• [PASSAGE SHOWN]:

::::::::::

Undaunted, North Korea warned several hours later that it was considering a strike that would create “an enveloping fire” around Guam, the western Pacific island where the United States operates a critical Air Force base … “The U.S. should clearly face up to the fact that the ballistic rockets of the Strategic Force of the [North’s Korean People’s Army] are now on constant standby, facing the Pacific Ocean and pay deep attention to their azimuth angle for launch,” the statement said.
That means North Korea has already crossed Trump’s red line.
It is not clear whether Mr. Trump intended the historical parallel … but it was a stark break with decades of more measured presidential responses to brewing foreign conflicts.
“It’s hard to think of a president using more extreme language during crisis like this before,” said Michael Beschloss, a presidential historian. “Presidents usually try to use language that is even more moderate than what they may be feeling in private, because they’ve always been worried that their language might escalate a crisis.”
As we mentioned above, what went into this statement is something that urgently needs to be teased out by more reporting.

::::::::::

• [ASSIGNMENT A]:
Write out the stretch of the passage on North Korea and Guam from "That means North" through "by more reporting.".
• [ASSIGNMENT B]:
In the passage on North Korea and Guam, what does the United States operate on Guam?
The records have no connection to the passage on North Korea and Guam.

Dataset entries
::::::::::

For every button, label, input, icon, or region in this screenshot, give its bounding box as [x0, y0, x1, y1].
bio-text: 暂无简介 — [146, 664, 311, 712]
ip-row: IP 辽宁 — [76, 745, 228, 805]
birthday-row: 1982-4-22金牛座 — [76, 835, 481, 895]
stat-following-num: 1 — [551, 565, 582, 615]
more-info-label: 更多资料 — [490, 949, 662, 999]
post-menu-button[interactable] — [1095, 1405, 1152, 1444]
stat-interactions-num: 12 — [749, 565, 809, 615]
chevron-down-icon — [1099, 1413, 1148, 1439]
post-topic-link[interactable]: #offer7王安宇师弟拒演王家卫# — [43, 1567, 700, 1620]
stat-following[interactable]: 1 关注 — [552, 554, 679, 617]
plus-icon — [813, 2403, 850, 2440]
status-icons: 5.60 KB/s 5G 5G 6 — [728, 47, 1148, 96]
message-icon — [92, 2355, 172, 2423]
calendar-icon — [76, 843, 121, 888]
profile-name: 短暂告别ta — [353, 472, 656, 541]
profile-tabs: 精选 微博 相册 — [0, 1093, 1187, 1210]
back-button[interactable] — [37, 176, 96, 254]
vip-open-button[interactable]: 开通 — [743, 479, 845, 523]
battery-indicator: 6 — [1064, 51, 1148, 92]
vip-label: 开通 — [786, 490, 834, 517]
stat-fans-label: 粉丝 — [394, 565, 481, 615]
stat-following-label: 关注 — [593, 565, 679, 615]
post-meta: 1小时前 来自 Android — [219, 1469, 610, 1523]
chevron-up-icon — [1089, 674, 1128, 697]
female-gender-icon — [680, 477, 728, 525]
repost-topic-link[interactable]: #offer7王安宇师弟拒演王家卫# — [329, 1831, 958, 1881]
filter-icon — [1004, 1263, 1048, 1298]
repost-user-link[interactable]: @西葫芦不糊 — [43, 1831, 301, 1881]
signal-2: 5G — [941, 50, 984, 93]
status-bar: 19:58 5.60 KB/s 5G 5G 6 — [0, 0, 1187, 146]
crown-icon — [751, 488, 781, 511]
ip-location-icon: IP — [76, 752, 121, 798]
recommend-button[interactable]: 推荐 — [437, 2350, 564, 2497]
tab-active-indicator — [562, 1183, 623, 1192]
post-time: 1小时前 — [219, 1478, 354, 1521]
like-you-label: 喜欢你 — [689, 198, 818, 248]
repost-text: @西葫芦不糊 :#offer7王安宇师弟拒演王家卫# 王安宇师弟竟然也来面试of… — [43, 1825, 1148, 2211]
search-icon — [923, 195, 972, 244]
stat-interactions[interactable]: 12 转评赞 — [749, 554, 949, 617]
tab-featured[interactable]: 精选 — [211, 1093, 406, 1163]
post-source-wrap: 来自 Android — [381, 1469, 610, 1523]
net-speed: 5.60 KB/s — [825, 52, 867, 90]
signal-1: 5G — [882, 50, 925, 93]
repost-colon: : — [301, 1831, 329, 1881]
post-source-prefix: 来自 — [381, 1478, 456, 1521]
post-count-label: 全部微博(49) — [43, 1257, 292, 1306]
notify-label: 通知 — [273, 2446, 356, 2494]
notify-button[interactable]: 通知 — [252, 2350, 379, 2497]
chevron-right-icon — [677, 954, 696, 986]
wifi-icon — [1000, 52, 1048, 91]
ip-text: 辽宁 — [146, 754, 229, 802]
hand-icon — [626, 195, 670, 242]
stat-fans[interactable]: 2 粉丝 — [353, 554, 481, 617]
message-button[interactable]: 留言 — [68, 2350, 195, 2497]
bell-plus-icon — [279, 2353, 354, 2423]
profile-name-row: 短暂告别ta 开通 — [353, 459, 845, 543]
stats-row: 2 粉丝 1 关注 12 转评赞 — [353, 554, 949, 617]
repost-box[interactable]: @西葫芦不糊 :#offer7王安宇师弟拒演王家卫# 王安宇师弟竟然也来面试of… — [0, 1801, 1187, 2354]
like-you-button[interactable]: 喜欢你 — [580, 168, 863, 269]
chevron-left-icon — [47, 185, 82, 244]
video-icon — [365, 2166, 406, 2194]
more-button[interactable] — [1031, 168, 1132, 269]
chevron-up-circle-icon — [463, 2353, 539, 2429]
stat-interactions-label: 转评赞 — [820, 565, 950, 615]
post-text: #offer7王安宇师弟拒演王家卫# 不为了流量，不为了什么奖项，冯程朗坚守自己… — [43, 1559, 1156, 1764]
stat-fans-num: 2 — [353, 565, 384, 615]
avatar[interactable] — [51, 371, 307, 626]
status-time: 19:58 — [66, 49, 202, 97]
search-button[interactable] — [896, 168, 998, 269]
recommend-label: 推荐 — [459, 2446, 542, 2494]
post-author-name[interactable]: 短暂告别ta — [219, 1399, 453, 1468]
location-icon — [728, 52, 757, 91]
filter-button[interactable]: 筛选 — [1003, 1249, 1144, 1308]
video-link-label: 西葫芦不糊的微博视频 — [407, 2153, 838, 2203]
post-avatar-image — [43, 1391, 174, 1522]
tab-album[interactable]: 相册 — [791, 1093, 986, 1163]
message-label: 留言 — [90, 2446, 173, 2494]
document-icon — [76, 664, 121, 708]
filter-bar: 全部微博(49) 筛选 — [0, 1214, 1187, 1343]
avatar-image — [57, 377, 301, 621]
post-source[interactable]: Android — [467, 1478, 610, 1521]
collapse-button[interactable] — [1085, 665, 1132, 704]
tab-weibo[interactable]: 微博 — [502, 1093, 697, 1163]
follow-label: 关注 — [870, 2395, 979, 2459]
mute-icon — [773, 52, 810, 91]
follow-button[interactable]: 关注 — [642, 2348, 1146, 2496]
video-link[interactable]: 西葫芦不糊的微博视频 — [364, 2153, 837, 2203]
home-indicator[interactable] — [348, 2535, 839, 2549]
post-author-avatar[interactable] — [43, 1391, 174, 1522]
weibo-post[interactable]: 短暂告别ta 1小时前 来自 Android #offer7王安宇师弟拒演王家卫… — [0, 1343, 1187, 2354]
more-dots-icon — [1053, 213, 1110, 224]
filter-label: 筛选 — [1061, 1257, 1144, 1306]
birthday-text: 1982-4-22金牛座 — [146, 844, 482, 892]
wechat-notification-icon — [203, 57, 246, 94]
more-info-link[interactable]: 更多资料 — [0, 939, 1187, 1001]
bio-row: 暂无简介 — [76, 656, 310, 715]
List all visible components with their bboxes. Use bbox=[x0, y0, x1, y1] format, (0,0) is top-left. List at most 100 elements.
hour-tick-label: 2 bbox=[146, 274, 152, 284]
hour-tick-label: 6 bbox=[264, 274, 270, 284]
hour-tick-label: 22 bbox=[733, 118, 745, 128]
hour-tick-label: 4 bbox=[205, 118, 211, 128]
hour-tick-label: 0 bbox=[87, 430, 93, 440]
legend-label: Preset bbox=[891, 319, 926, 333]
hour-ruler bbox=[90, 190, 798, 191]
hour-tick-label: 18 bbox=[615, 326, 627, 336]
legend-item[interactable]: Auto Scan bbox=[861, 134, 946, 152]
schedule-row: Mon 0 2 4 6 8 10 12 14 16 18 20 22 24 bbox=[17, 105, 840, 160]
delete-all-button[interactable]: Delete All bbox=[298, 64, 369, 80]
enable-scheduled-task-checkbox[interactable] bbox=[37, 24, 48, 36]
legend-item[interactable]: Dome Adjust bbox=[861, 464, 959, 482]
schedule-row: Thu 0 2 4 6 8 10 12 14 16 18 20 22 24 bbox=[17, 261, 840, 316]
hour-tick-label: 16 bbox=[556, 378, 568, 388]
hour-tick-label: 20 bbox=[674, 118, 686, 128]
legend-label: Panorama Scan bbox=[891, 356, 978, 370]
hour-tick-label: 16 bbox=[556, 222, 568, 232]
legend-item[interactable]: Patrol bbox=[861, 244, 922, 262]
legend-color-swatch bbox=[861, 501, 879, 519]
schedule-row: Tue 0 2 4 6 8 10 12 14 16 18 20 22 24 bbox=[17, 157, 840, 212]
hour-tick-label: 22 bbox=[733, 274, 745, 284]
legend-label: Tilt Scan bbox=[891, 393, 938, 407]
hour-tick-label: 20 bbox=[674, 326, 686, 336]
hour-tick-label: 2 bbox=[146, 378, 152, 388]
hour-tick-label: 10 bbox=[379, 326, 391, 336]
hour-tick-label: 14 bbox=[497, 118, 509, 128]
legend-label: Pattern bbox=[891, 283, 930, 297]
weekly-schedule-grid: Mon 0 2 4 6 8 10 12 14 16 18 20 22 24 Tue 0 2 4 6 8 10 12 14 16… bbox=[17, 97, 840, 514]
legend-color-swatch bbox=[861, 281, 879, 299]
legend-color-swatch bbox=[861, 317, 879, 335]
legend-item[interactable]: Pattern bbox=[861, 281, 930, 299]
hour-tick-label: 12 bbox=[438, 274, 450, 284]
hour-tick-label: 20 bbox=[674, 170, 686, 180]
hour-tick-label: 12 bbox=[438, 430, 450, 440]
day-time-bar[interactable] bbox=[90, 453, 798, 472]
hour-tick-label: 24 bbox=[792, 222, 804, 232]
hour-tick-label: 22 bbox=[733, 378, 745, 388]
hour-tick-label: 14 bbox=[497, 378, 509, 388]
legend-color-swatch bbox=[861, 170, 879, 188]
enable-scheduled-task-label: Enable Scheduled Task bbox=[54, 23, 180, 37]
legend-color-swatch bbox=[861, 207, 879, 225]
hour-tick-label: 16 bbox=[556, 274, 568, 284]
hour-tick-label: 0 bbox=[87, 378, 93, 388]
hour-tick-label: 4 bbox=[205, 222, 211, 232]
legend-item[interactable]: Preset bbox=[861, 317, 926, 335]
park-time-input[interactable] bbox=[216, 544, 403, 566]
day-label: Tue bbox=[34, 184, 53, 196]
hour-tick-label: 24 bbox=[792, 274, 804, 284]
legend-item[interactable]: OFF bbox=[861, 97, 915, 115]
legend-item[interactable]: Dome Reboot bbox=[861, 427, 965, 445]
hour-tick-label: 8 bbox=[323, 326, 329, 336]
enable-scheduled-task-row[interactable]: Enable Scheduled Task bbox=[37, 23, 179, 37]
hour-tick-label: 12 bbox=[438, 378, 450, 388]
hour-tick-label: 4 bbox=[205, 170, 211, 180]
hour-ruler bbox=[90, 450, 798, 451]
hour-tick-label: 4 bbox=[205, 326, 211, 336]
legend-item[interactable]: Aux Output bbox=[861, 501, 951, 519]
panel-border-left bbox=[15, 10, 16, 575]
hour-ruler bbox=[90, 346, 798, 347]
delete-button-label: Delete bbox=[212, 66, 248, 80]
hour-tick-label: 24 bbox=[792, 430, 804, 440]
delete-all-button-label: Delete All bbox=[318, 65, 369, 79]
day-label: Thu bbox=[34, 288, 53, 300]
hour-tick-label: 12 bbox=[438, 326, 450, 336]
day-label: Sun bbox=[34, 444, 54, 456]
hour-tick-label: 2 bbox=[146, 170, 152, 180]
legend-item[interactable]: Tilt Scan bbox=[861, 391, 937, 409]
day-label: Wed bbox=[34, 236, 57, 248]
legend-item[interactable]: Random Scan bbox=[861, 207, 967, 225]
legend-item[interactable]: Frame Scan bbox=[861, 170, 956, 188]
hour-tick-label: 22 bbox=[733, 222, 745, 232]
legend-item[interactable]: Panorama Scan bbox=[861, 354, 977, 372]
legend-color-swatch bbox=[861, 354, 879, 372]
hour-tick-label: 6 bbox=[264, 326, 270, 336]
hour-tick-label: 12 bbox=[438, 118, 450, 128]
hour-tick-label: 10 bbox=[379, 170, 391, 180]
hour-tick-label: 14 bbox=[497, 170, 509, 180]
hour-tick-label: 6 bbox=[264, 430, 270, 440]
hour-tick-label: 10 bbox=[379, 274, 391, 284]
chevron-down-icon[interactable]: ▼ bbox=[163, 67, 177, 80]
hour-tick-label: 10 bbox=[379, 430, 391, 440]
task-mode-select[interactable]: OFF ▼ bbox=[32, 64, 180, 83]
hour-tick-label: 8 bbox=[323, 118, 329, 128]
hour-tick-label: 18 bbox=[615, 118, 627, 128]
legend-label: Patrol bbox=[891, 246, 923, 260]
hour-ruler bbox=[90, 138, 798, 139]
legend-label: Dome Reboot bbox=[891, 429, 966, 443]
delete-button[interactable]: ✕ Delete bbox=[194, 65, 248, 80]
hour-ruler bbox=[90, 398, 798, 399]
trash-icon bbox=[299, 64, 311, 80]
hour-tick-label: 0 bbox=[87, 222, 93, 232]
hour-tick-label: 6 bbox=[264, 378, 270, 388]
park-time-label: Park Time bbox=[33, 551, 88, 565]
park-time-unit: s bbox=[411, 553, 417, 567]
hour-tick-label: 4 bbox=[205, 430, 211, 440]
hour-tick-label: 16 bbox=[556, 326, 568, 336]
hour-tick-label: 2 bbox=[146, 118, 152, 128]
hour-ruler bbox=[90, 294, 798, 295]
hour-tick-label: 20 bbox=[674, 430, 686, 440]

::::::::::

• [SOLUTION A]:
That means North Korea has already crossed Trump’s red line.
It is not clear whether Mr. Trump intended the historical parallel … but it was a stark break with decades of more measured presidential responses to brewing foreign conflicts.
“It’s hard to think of a president using more extreme language during crisis like this before,” said Michael Beschloss, a presidential historian. “Presidents usually try to use language that is even more moderate than what they may be feeling in private, because they’ve always been worried that their language might escalate a crisis.”
As we mentioned above, what went into this statement is something that urgently needs to be teased out by more reporting.

• [SOLUTION B]:
A critical Air Force base.